## Stated exercise
Your task is to copy the listing exactly, with the pictures left out.

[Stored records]
#####
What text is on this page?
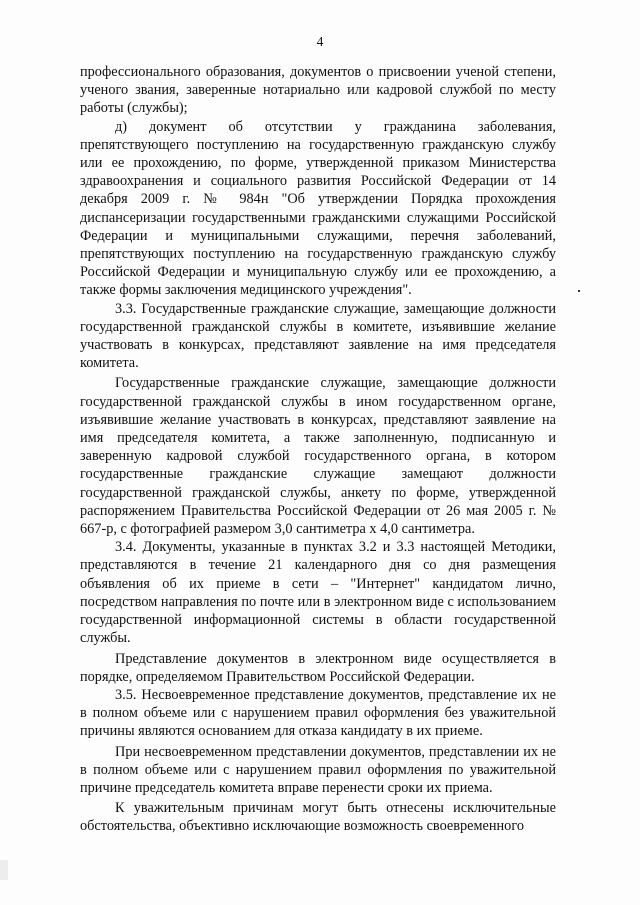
4

профессионального образования, документов о присвоении ученой степени, ученого звания, заверенные нотариально или кадровой службой по месту работы (службы);

д) документ об отсутствии у гражданина заболевания, препятствующего поступлению на государственную гражданскую службу или ее прохождению, по форме, утвержденной приказом Министерства здравоохранения и социального развития Российской Федерации от 14 декабря 2009 г. № 984н "Об утверждении Порядка прохождения диспансеризации государственными гражданскими служащими Российской Федерации и муниципальными служащими, перечня заболеваний, препятствующих поступлению на государственную гражданскую службу Российской Федерации и муниципальную службу или ее прохождению, а также формы заключения медицинского учреждения".

3.3. Государственные гражданские служащие, замещающие должности государственной гражданской службы в комитете, изъявившие желание участвовать в конкурсах, представляют заявление на имя председателя комитета.

Государственные гражданские служащие, замещающие должности государственной гражданской службы в ином государственном органе, изъявившие желание участвовать в конкурсах, представляют заявление на имя председателя комитета, а также заполненную, подписанную и заверенную кадровой службой государственного органа, в котором государственные гражданские служащие замещают должности государственной гражданской службы, анкету по форме, утвержденной распоряжением Правительства Российской Федерации от 26 мая 2005 г. № 667-р, с фотографией размером 3,0 сантиметра х 4,0 сантиметра.

3.4. Документы, указанные в пунктах 3.2 и 3.3 настоящей Методики, представляются в течение 21 календарного дня со дня размещения объявления об их приеме в сети – "Интернет" кандидатом лично, посредством направления по почте или в электронном виде с использованием государственной информационной системы в области государственной службы.

Представление документов в электронном виде осуществляется в порядке, определяемом Правительством Российской Федерации.

3.5. Несвоевременное представление документов, представление их не в полном объеме или с нарушением правил оформления без уважительной причины являются основанием для отказа кандидату в их приеме.

При несвоевременном представлении документов, представлении их не в полном объеме или с нарушением правил оформления по уважительной причине председатель комитета вправе перенести сроки их приема.

К уважительным причинам могут быть отнесены исключительные обстоятельства, объективно исключающие возможность своевременного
#####
## Answer below
What text is on this page?
4

профессионального образования, документов о присвоении ученой степени, ученого звания, заверенные нотариально или кадровой службой по месту работы (службы);

д) документ об отсутствии у гражданина заболевания, препятствующего поступлению на государственную гражданскую службу или ее прохождению, по форме, утвержденной приказом Министерства здравоохранения и социального развития Российской Федерации от 14 декабря 2009 г. № 984н "Об утверждении Порядка прохождения диспансеризации государственными гражданскими служащими Российской Федерации и муниципальными служащими, перечня заболеваний, препятствующих поступлению на государственную гражданскую службу Российской Федерации и муниципальную службу или ее прохождению, а также формы заключения медицинского учреждения".

3.3. Государственные гражданские служащие, замещающие должности государственной гражданской службы в комитете, изъявившие желание участвовать в конкурсах, представляют заявление на имя председателя комитета.

Государственные гражданские служащие, замещающие должности государственной гражданской службы в ином государственном органе, изъявившие желание участвовать в конкурсах, представляют заявление на имя председателя комитета, а также заполненную, подписанную и заверенную кадровой службой государственного органа, в котором государственные гражданские служащие замещают должности государственной гражданской службы, анкету по форме, утвержденной распоряжением Правительства Российской Федерации от 26 мая 2005 г. № 667-р, с фотографией размером 3,0 сантиметра х 4,0 сантиметра.

3.4. Документы, указанные в пунктах 3.2 и 3.3 настоящей Методики, представляются в течение 21 календарного дня со дня размещения объявления об их приеме в сети – "Интернет" кандидатом лично, посредством направления по почте или в электронном виде с использованием государственной информационной системы в области государственной службы.

Представление документов в электронном виде осуществляется в порядке, определяемом Правительством Российской Федерации.

3.5. Несвоевременное представление документов, представление их не в полном объеме или с нарушением правил оформления без уважительной причины являются основанием для отказа кандидату в их приеме.

При несвоевременном представлении документов, представлении их не в полном объеме или с нарушением правил оформления по уважительной причине председатель комитета вправе перенести сроки их приема.

К уважительным причинам могут быть отнесены исключительные обстоятельства, объективно исключающие возможность своевременного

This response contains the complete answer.